Dataset records
*-*-*

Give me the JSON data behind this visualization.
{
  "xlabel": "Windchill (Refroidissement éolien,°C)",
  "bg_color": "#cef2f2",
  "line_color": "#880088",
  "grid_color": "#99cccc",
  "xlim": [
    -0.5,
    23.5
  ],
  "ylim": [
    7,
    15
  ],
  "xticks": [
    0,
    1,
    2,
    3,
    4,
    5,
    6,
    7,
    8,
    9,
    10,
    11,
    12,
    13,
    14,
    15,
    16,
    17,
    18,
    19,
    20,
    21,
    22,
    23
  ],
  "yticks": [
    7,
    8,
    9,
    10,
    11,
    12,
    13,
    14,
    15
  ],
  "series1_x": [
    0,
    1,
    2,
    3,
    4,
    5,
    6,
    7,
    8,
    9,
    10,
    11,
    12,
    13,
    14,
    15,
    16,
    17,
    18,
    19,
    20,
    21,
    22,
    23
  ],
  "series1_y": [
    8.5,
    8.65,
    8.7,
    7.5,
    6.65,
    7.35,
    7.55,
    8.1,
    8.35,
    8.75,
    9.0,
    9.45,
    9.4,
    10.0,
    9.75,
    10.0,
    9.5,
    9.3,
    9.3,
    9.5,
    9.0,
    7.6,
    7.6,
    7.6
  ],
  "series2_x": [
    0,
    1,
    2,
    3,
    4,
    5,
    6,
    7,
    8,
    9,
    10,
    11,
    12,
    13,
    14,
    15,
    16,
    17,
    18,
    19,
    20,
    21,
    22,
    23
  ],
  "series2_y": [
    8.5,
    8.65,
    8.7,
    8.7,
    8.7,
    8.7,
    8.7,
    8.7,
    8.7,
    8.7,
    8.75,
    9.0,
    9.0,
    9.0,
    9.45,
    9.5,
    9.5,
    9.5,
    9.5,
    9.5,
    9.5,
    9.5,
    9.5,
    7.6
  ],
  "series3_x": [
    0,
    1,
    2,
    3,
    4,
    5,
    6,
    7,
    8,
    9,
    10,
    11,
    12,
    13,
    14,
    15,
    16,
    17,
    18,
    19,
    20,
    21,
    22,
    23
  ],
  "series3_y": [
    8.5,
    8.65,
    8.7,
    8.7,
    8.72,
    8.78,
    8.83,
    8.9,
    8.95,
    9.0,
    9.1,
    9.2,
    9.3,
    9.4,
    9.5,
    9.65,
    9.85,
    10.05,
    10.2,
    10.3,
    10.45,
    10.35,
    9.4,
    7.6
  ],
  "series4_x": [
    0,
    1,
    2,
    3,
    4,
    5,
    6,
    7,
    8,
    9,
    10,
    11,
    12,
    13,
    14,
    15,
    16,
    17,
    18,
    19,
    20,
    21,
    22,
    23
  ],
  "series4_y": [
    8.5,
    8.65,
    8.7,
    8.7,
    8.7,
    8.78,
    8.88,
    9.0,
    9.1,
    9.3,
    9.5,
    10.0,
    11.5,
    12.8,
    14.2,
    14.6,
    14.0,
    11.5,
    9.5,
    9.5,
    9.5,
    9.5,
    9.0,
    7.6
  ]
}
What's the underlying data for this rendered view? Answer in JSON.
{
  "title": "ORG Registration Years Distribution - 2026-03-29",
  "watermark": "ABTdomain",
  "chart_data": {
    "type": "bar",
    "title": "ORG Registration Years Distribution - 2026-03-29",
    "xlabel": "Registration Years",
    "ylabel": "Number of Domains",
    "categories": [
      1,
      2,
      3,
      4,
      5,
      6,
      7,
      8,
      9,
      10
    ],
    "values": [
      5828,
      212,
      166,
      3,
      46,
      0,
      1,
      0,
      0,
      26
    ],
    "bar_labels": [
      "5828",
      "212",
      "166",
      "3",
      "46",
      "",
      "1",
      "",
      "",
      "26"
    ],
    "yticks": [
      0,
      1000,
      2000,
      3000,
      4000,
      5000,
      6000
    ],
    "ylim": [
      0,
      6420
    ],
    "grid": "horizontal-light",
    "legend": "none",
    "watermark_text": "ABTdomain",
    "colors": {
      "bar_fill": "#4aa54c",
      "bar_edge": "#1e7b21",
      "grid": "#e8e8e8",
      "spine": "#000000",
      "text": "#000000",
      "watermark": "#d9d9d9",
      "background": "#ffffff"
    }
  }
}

*-*-*

--- TASK PROMPT ---
Look for "ABTdomain" and pull out every line that has it.

--- EXERCISE SOLUTION ---
  "watermark": "ABTdomain",
    "watermark_text": "ABTdomain",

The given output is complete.